Short problem »
Write out the full set of records exactly. Any pictures in them do not belong in the copy.

Records »
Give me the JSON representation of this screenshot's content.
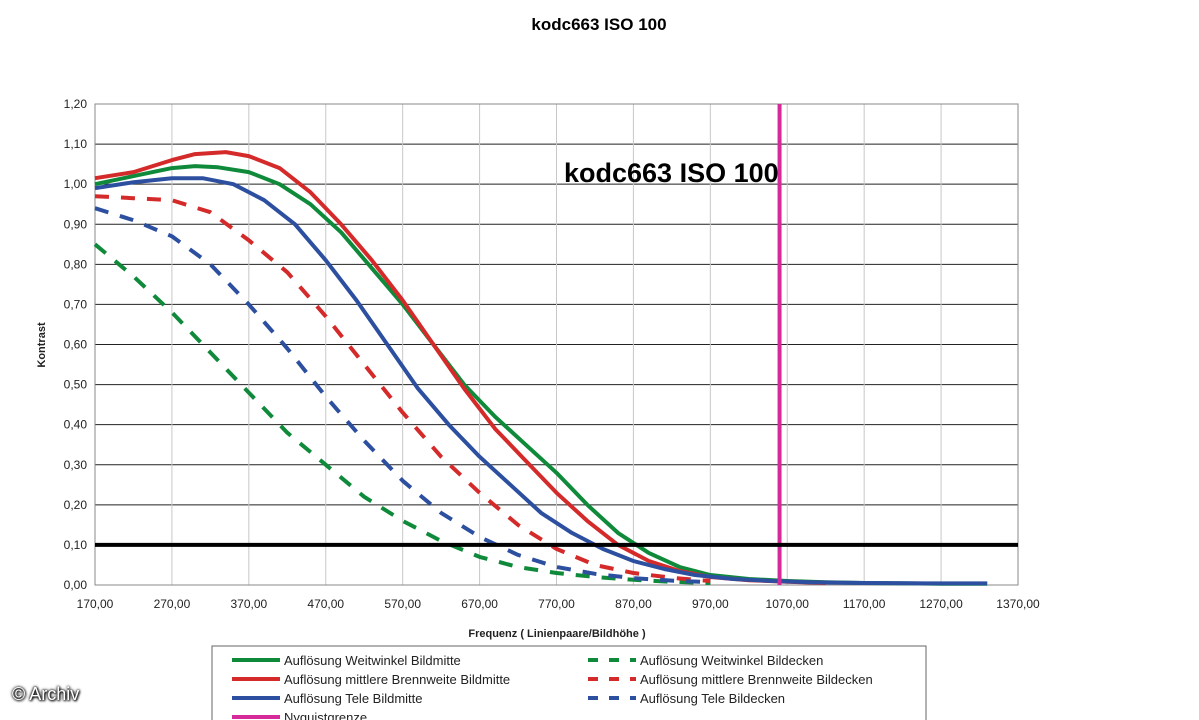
{
  "chart_data": {
    "type": "line",
    "title": "kodc663   ISO 100",
    "inner_title": "kodc663   ISO 100",
    "xlabel": "Frequenz ( Linienpaare/Bildhöhe )",
    "ylabel": "Kontrast",
    "xlim": [
      170,
      1370
    ],
    "ylim": [
      0,
      1.2
    ],
    "x_ticks": [
      "170,00",
      "270,00",
      "370,00",
      "470,00",
      "570,00",
      "670,00",
      "770,00",
      "870,00",
      "970,00",
      "1070,00",
      "1170,00",
      "1270,00",
      "1370,00"
    ],
    "y_ticks": [
      "0,00",
      "0,10",
      "0,20",
      "0,30",
      "0,40",
      "0,50",
      "0,60",
      "0,70",
      "0,80",
      "0,90",
      "1,00",
      "1,10",
      "1,20"
    ],
    "grid": true,
    "reference_line_y": 0.1,
    "series": [
      {
        "name": "Auflösung Weitwinkel Bildmitte",
        "color": "#0f8a3a",
        "dash": "solid",
        "x": [
          170,
          220,
          270,
          300,
          330,
          370,
          410,
          450,
          490,
          530,
          570,
          610,
          650,
          690,
          730,
          770,
          810,
          850,
          890,
          930,
          970,
          1020,
          1070,
          1120,
          1170,
          1230,
          1270,
          1330
        ],
        "y": [
          1.0,
          1.02,
          1.04,
          1.045,
          1.042,
          1.03,
          1.0,
          0.95,
          0.88,
          0.79,
          0.7,
          0.6,
          0.5,
          0.42,
          0.35,
          0.28,
          0.2,
          0.13,
          0.08,
          0.045,
          0.025,
          0.015,
          0.01,
          0.007,
          0.005,
          0.004,
          0.003,
          0.003
        ]
      },
      {
        "name": "Auflösung mittlere Brennweite Bildmitte",
        "color": "#d42a2a",
        "dash": "solid",
        "x": [
          170,
          220,
          270,
          300,
          340,
          370,
          410,
          450,
          490,
          530,
          570,
          610,
          650,
          690,
          730,
          770,
          810,
          850,
          890,
          930,
          970,
          1020,
          1070,
          1120
        ],
        "y": [
          1.015,
          1.03,
          1.06,
          1.075,
          1.08,
          1.07,
          1.04,
          0.98,
          0.9,
          0.81,
          0.71,
          0.6,
          0.49,
          0.39,
          0.31,
          0.23,
          0.16,
          0.1,
          0.06,
          0.035,
          0.02,
          0.012,
          0.008,
          0.005
        ]
      },
      {
        "name": "Auflösung Tele Bildmitte",
        "color": "#2d4fa0",
        "dash": "solid",
        "x": [
          170,
          220,
          270,
          310,
          350,
          390,
          430,
          470,
          510,
          550,
          590,
          630,
          670,
          710,
          750,
          790,
          830,
          870,
          910,
          950,
          1000,
          1050,
          1100,
          1170,
          1250,
          1330
        ],
        "y": [
          0.99,
          1.005,
          1.015,
          1.015,
          1.0,
          0.96,
          0.9,
          0.81,
          0.71,
          0.6,
          0.49,
          0.4,
          0.32,
          0.25,
          0.18,
          0.13,
          0.09,
          0.06,
          0.04,
          0.025,
          0.015,
          0.01,
          0.007,
          0.005,
          0.004,
          0.004
        ]
      },
      {
        "name": "Auflösung Weitwinkel Bildecken",
        "color": "#0f8a3a",
        "dash": "dashed",
        "x": [
          170,
          220,
          270,
          320,
          370,
          420,
          470,
          520,
          570,
          620,
          670,
          720,
          770,
          820,
          870,
          920,
          970
        ],
        "y": [
          0.85,
          0.77,
          0.68,
          0.58,
          0.48,
          0.38,
          0.3,
          0.22,
          0.16,
          0.11,
          0.07,
          0.045,
          0.03,
          0.02,
          0.013,
          0.008,
          0.005
        ]
      },
      {
        "name": "Auflösung mittlere Brennweite Bildecken",
        "color": "#d42a2a",
        "dash": "dashed",
        "x": [
          170,
          220,
          270,
          320,
          370,
          420,
          470,
          520,
          570,
          620,
          670,
          720,
          770,
          820,
          870,
          920,
          970
        ],
        "y": [
          0.97,
          0.965,
          0.96,
          0.93,
          0.86,
          0.78,
          0.67,
          0.55,
          0.43,
          0.32,
          0.23,
          0.15,
          0.09,
          0.05,
          0.03,
          0.018,
          0.01
        ]
      },
      {
        "name": "Auflösung Tele Bildecken",
        "color": "#2d4fa0",
        "dash": "dashed",
        "x": [
          170,
          220,
          270,
          320,
          370,
          420,
          470,
          520,
          570,
          620,
          670,
          720,
          770,
          820,
          870,
          920,
          970
        ],
        "y": [
          0.94,
          0.91,
          0.87,
          0.8,
          0.7,
          0.59,
          0.47,
          0.36,
          0.26,
          0.18,
          0.12,
          0.075,
          0.045,
          0.028,
          0.017,
          0.011,
          0.007
        ]
      },
      {
        "name": "Nyquistgrenze",
        "color": "#d62a9a",
        "dash": "solid",
        "vertical_x": 1060
      }
    ],
    "legend": {
      "placement": "bottom",
      "entries": [
        {
          "label": "Auflösung Weitwinkel Bildmitte",
          "color": "#0f8a3a",
          "dash": "solid"
        },
        {
          "label": "Auflösung Weitwinkel Bildecken",
          "color": "#0f8a3a",
          "dash": "dashed"
        },
        {
          "label": "Auflösung mittlere Brennweite Bildmitte",
          "color": "#d42a2a",
          "dash": "solid"
        },
        {
          "label": "Auflösung mittlere Brennweite Bildecken",
          "color": "#d42a2a",
          "dash": "dashed"
        },
        {
          "label": "Auflösung Tele Bildmitte",
          "color": "#2d4fa0",
          "dash": "solid"
        },
        {
          "label": "Auflösung Tele Bildecken",
          "color": "#2d4fa0",
          "dash": "dashed"
        },
        {
          "label": "Nyquistgrenze",
          "color": "#d62a9a",
          "dash": "solid"
        }
      ]
    }
  },
  "credit": "© Archiv"
}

Written solution »
Give me the JSON representation of this screenshot's content.
{
  "chart_data": {
    "type": "line",
    "title": "kodc663   ISO 100",
    "inner_title": "kodc663   ISO 100",
    "xlabel": "Frequenz ( Linienpaare/Bildhöhe )",
    "ylabel": "Kontrast",
    "xlim": [
      170,
      1370
    ],
    "ylim": [
      0,
      1.2
    ],
    "x_ticks": [
      "170,00",
      "270,00",
      "370,00",
      "470,00",
      "570,00",
      "670,00",
      "770,00",
      "870,00",
      "970,00",
      "1070,00",
      "1170,00",
      "1270,00",
      "1370,00"
    ],
    "y_ticks": [
      "0,00",
      "0,10",
      "0,20",
      "0,30",
      "0,40",
      "0,50",
      "0,60",
      "0,70",
      "0,80",
      "0,90",
      "1,00",
      "1,10",
      "1,20"
    ],
    "grid": true,
    "reference_line_y": 0.1,
    "series": [
      {
        "name": "Auflösung Weitwinkel Bildmitte",
        "color": "#0f8a3a",
        "dash": "solid",
        "x": [
          170,
          220,
          270,
          300,
          330,
          370,
          410,
          450,
          490,
          530,
          570,
          610,
          650,
          690,
          730,
          770,
          810,
          850,
          890,
          930,
          970,
          1020,
          1070,
          1120,
          1170,
          1230,
          1270,
          1330
        ],
        "y": [
          1.0,
          1.02,
          1.04,
          1.045,
          1.042,
          1.03,
          1.0,
          0.95,
          0.88,
          0.79,
          0.7,
          0.6,
          0.5,
          0.42,
          0.35,
          0.28,
          0.2,
          0.13,
          0.08,
          0.045,
          0.025,
          0.015,
          0.01,
          0.007,
          0.005,
          0.004,
          0.003,
          0.003
        ]
      },
      {
        "name": "Auflösung mittlere Brennweite Bildmitte",
        "color": "#d42a2a",
        "dash": "solid",
        "x": [
          170,
          220,
          270,
          300,
          340,
          370,
          410,
          450,
          490,
          530,
          570,
          610,
          650,
          690,
          730,
          770,
          810,
          850,
          890,
          930,
          970,
          1020,
          1070,
          1120
        ],
        "y": [
          1.015,
          1.03,
          1.06,
          1.075,
          1.08,
          1.07,
          1.04,
          0.98,
          0.9,
          0.81,
          0.71,
          0.6,
          0.49,
          0.39,
          0.31,
          0.23,
          0.16,
          0.1,
          0.06,
          0.035,
          0.02,
          0.012,
          0.008,
          0.005
        ]
      },
      {
        "name": "Auflösung Tele Bildmitte",
        "color": "#2d4fa0",
        "dash": "solid",
        "x": [
          170,
          220,
          270,
          310,
          350,
          390,
          430,
          470,
          510,
          550,
          590,
          630,
          670,
          710,
          750,
          790,
          830,
          870,
          910,
          950,
          1000,
          1050,
          1100,
          1170,
          1250,
          1330
        ],
        "y": [
          0.99,
          1.005,
          1.015,
          1.015,
          1.0,
          0.96,
          0.9,
          0.81,
          0.71,
          0.6,
          0.49,
          0.4,
          0.32,
          0.25,
          0.18,
          0.13,
          0.09,
          0.06,
          0.04,
          0.025,
          0.015,
          0.01,
          0.007,
          0.005,
          0.004,
          0.004
        ]
      },
      {
        "name": "Auflösung Weitwinkel Bildecken",
        "color": "#0f8a3a",
        "dash": "dashed",
        "x": [
          170,
          220,
          270,
          320,
          370,
          420,
          470,
          520,
          570,
          620,
          670,
          720,
          770,
          820,
          870,
          920,
          970
        ],
        "y": [
          0.85,
          0.77,
          0.68,
          0.58,
          0.48,
          0.38,
          0.3,
          0.22,
          0.16,
          0.11,
          0.07,
          0.045,
          0.03,
          0.02,
          0.013,
          0.008,
          0.005
        ]
      },
      {
        "name": "Auflösung mittlere Brennweite Bildecken",
        "color": "#d42a2a",
        "dash": "dashed",
        "x": [
          170,
          220,
          270,
          320,
          370,
          420,
          470,
          520,
          570,
          620,
          670,
          720,
          770,
          820,
          870,
          920,
          970
        ],
        "y": [
          0.97,
          0.965,
          0.96,
          0.93,
          0.86,
          0.78,
          0.67,
          0.55,
          0.43,
          0.32,
          0.23,
          0.15,
          0.09,
          0.05,
          0.03,
          0.018,
          0.01
        ]
      },
      {
        "name": "Auflösung Tele Bildecken",
        "color": "#2d4fa0",
        "dash": "dashed",
        "x": [
          170,
          220,
          270,
          320,
          370,
          420,
          470,
          520,
          570,
          620,
          670,
          720,
          770,
          820,
          870,
          920,
          970
        ],
        "y": [
          0.94,
          0.91,
          0.87,
          0.8,
          0.7,
          0.59,
          0.47,
          0.36,
          0.26,
          0.18,
          0.12,
          0.075,
          0.045,
          0.028,
          0.017,
          0.011,
          0.007
        ]
      },
      {
        "name": "Nyquistgrenze",
        "color": "#d62a9a",
        "dash": "solid",
        "vertical_x": 1060
      }
    ],
    "legend": {
      "placement": "bottom",
      "entries": [
        {
          "label": "Auflösung Weitwinkel Bildmitte",
          "color": "#0f8a3a",
          "dash": "solid"
        },
        {
          "label": "Auflösung Weitwinkel Bildecken",
          "color": "#0f8a3a",
          "dash": "dashed"
        },
        {
          "label": "Auflösung mittlere Brennweite Bildmitte",
          "color": "#d42a2a",
          "dash": "solid"
        },
        {
          "label": "Auflösung mittlere Brennweite Bildecken",
          "color": "#d42a2a",
          "dash": "dashed"
        },
        {
          "label": "Auflösung Tele Bildmitte",
          "color": "#2d4fa0",
          "dash": "solid"
        },
        {
          "label": "Auflösung Tele Bildecken",
          "color": "#2d4fa0",
          "dash": "dashed"
        },
        {
          "label": "Nyquistgrenze",
          "color": "#d62a9a",
          "dash": "solid"
        }
      ]
    }
  },
  "credit": "© Archiv"
}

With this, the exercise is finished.